» **EXERCISE AIM**: In the material below, identify each line bearing the word "Head". Reproduce those lines.

» **DATA FOR THIS TASK**:
# # # #

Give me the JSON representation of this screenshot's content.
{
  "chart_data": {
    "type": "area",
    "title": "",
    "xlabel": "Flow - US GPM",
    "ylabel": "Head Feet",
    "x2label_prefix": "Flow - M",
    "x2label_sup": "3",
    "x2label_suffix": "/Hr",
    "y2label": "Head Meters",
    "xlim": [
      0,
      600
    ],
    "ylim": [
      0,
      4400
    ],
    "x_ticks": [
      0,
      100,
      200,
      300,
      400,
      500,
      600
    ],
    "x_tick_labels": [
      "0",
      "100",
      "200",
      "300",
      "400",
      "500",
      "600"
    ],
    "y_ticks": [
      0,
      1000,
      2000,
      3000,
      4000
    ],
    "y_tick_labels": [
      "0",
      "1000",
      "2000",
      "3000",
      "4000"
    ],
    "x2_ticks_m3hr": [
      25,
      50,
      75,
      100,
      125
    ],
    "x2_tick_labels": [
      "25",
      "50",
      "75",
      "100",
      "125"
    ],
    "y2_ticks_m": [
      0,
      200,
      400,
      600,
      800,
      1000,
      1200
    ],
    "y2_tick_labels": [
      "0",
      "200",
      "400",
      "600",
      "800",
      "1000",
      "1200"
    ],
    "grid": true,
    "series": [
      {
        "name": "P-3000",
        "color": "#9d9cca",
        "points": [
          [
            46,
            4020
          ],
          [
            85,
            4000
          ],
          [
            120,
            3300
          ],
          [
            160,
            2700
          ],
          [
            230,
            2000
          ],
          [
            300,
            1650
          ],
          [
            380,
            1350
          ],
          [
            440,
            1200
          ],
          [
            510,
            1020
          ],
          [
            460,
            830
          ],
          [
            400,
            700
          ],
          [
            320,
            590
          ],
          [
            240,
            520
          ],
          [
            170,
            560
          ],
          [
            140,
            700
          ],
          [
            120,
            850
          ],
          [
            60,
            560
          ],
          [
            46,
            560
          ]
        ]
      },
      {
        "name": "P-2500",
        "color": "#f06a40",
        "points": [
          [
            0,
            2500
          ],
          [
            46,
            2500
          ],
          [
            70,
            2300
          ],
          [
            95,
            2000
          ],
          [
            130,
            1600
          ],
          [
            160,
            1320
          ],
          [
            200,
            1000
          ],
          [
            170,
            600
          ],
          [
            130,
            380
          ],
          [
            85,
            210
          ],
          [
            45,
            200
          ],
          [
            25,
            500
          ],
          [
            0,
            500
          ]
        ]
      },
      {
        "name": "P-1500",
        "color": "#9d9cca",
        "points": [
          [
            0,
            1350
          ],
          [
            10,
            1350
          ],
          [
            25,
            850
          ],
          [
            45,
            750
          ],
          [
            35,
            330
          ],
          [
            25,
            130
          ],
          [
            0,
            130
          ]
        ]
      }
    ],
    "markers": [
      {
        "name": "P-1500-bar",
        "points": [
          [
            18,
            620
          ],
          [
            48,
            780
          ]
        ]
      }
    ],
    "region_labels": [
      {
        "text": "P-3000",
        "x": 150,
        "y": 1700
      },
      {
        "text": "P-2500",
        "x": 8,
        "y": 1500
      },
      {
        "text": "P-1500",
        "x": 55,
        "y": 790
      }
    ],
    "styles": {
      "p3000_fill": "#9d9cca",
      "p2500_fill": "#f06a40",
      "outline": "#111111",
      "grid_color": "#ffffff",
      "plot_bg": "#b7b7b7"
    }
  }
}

# # # #

» **TASK SOLUTION**:
    "ylabel": "Head Feet",
    "y2label": "Head Meters",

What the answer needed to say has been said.